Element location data

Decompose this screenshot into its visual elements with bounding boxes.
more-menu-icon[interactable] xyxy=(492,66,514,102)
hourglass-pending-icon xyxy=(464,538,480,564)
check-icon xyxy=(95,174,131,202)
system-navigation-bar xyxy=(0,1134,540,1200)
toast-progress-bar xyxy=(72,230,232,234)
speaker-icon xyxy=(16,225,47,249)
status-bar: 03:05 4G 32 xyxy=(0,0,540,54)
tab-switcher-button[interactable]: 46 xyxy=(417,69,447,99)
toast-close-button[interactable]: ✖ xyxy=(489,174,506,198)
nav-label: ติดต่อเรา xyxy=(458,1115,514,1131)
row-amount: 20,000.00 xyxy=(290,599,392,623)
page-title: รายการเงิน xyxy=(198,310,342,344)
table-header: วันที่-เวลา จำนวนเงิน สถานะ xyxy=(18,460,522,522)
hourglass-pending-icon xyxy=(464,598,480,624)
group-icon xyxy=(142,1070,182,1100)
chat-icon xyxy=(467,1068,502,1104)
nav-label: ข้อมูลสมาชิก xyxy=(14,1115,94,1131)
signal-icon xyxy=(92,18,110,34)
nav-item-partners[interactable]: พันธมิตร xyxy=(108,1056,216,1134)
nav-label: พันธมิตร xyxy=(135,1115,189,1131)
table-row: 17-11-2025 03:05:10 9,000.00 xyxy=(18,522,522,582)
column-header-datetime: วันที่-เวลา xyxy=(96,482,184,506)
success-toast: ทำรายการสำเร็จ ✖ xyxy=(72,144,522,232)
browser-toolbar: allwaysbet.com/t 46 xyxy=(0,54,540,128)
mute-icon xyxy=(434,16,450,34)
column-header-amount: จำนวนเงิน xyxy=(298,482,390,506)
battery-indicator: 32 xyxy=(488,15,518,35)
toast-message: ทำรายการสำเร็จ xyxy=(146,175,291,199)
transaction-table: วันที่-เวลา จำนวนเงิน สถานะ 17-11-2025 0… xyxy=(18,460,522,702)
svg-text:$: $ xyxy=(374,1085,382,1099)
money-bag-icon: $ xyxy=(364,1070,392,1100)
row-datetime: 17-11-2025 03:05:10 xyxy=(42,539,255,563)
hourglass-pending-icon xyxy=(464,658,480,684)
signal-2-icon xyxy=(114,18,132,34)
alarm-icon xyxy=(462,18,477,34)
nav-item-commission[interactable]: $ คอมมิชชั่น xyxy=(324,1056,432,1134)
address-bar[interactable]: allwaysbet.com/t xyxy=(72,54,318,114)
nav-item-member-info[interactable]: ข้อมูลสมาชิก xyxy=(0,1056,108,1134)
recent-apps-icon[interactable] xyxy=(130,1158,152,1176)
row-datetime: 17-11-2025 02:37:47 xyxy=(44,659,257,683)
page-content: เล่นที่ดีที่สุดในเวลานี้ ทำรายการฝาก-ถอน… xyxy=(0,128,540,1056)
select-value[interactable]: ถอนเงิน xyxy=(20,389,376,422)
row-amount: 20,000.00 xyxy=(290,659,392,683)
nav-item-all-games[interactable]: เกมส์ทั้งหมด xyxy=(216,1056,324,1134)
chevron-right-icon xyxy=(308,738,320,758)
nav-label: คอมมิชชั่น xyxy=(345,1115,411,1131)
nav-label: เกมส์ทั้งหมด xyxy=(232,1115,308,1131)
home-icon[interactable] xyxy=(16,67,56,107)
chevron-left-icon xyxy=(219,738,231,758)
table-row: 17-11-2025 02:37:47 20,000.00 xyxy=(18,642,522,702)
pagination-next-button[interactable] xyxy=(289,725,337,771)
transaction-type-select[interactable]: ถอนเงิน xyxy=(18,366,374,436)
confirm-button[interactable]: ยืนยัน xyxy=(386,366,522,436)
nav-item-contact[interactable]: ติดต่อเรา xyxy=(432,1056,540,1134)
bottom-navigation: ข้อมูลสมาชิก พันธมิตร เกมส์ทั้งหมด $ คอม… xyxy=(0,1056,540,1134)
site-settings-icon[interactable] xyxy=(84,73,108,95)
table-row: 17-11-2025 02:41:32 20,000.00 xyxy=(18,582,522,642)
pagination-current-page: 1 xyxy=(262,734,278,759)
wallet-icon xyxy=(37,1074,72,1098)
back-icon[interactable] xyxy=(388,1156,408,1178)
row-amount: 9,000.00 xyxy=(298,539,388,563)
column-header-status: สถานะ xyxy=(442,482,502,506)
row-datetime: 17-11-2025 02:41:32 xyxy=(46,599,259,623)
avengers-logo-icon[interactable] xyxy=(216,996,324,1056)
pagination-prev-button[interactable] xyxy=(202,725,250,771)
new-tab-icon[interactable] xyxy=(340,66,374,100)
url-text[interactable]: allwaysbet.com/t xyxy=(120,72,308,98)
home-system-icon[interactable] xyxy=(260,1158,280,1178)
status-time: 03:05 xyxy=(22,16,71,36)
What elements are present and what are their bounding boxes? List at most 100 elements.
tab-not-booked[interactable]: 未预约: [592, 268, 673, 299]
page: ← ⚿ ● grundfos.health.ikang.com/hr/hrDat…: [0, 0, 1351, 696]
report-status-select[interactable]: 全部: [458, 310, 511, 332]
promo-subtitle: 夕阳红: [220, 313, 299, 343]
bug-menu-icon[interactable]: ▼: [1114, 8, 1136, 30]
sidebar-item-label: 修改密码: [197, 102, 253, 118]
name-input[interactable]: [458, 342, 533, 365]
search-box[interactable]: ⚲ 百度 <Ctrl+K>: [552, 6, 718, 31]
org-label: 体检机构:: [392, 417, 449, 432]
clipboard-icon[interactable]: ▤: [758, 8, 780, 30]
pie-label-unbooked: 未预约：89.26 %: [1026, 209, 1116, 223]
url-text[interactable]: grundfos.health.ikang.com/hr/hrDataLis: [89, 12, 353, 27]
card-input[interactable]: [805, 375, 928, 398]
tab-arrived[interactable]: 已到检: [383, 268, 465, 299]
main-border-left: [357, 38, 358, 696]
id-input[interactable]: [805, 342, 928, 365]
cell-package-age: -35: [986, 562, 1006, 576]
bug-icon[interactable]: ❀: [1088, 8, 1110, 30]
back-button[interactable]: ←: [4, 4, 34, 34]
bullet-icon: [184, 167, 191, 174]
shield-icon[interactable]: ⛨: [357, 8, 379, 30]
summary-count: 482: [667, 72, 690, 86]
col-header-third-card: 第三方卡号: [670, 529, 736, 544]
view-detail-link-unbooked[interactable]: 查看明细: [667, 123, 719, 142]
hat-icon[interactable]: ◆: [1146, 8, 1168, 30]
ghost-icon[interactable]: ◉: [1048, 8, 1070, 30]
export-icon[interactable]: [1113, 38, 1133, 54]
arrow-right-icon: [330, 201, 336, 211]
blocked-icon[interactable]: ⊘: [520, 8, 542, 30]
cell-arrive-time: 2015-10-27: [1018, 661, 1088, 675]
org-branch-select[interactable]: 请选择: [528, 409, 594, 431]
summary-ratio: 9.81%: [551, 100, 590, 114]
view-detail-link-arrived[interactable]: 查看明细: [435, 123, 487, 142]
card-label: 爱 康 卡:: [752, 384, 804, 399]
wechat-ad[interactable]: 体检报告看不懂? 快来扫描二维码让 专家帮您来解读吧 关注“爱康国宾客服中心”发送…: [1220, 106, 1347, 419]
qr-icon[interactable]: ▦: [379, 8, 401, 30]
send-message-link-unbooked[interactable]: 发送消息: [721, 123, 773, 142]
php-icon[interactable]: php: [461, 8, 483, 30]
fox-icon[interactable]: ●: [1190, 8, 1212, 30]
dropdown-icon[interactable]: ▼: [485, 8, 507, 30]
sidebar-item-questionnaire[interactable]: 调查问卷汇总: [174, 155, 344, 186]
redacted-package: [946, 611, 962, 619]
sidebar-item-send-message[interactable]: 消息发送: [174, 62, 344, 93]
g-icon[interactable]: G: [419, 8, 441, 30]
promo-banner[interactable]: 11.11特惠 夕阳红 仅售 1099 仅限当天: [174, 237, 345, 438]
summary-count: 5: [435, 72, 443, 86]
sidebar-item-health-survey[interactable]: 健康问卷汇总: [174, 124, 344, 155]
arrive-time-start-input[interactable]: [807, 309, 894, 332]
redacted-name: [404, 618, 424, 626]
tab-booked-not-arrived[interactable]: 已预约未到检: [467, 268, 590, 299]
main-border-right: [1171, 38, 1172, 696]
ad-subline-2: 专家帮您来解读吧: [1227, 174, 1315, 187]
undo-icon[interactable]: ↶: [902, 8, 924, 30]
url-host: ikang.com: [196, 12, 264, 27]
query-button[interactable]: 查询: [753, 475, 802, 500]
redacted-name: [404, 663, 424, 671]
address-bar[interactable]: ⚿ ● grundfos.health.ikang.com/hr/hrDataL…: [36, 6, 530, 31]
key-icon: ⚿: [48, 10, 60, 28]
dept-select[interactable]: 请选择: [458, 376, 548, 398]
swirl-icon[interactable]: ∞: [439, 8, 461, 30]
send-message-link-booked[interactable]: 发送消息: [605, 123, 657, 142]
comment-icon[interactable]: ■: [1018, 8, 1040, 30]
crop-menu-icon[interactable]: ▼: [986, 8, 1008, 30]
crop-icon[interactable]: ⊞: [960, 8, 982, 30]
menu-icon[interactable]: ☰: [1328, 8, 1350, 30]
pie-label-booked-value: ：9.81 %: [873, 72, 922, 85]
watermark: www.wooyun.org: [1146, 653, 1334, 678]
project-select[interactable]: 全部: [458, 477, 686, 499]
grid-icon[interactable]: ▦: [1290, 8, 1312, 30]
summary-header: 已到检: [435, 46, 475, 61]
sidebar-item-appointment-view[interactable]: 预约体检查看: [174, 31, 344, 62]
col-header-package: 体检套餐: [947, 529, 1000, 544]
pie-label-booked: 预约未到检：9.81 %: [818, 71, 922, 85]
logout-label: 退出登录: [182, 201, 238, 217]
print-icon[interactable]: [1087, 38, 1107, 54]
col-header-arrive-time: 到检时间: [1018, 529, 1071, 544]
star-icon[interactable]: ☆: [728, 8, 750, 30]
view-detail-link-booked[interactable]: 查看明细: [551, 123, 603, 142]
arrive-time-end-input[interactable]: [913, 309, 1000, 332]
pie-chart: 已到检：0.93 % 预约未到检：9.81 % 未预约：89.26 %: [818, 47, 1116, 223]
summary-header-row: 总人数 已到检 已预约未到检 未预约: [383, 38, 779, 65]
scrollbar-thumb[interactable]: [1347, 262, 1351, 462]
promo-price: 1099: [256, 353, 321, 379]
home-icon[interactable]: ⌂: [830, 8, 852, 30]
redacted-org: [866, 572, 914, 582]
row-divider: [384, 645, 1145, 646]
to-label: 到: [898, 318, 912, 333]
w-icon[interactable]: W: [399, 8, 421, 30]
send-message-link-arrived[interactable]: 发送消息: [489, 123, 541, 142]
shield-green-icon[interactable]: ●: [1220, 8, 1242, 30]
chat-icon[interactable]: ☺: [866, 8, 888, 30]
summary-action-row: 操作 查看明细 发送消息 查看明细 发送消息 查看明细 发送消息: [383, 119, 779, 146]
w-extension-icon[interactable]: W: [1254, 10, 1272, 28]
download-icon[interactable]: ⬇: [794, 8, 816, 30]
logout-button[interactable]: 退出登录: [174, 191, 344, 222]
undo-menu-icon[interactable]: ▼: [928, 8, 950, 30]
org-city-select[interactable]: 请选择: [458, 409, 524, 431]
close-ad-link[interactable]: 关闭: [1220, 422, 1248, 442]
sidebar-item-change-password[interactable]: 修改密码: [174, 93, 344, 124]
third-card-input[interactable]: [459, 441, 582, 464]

--- Task to carry out ---
Put into a numbered list the lines from the start of the records through the line containing "alarm-icon xyxy=(462,18,477,34)", both ends included and blank lines left out.

--- The answer ---
1. Decompose this screenshot into its visual elements with bounding boxes.
2. more-menu-icon[interactable] xyxy=(492,66,514,102)
3. hourglass-pending-icon xyxy=(464,538,480,564)
4. check-icon xyxy=(95,174,131,202)
5. system-navigation-bar xyxy=(0,1134,540,1200)
6. toast-progress-bar xyxy=(72,230,232,234)
7. speaker-icon xyxy=(16,225,47,249)
8. status-bar: 03:05 4G 32 xyxy=(0,0,540,54)
9. tab-switcher-button[interactable]: 46 xyxy=(417,69,447,99)
10. toast-close-button[interactable]: ✖ xyxy=(489,174,506,198)
11. nav-label: ติดต่อเรา xyxy=(458,1115,514,1131)
12. row-amount: 20,000.00 xyxy=(290,599,392,623)
13. page-title: รายการเงิน xyxy=(198,310,342,344)
14. table-header: วันที่-เวลา จำนวนเงิน สถานะ xyxy=(18,460,522,522)
15. hourglass-pending-icon xyxy=(464,598,480,624)
16. group-icon xyxy=(142,1070,182,1100)
17. chat-icon xyxy=(467,1068,502,1104)
18. nav-label: ข้อมูลสมาชิก xyxy=(14,1115,94,1131)
19. signal-icon xyxy=(92,18,110,34)
20. nav-item-partners[interactable]: พันธมิตร xyxy=(108,1056,216,1134)
21. nav-label: พันธมิตร xyxy=(135,1115,189,1131)
22. table-row: 17-11-2025 03:05:10 9,000.00 xyxy=(18,522,522,582)
23. column-header-datetime: วันที่-เวลา xyxy=(96,482,184,506)
24. success-toast: ทำรายการสำเร็จ ✖ xyxy=(72,144,522,232)
25. browser-toolbar: allwaysbet.com/t 46 xyxy=(0,54,540,128)
26. mute-icon xyxy=(434,16,450,34)
27. column-header-amount: จำนวนเงิน xyxy=(298,482,390,506)
28. battery-indicator: 32 xyxy=(488,15,518,35)
29. toast-message: ทำรายการสำเร็จ xyxy=(146,175,291,199)
30. transaction-table: วันที่-เวลา จำนวนเงิน สถานะ 17-11-2025 0… xyxy=(18,460,522,702)
31. svg-text:$: $ xyxy=(374,1085,382,1099)
32. money-bag-icon: $ xyxy=(364,1070,392,1100)
33. row-datetime: 17-11-2025 03:05:10 xyxy=(42,539,255,563)
34. hourglass-pending-icon xyxy=(464,658,480,684)
35. signal-2-icon xyxy=(114,18,132,34)
36. alarm-icon xyxy=(462,18,477,34)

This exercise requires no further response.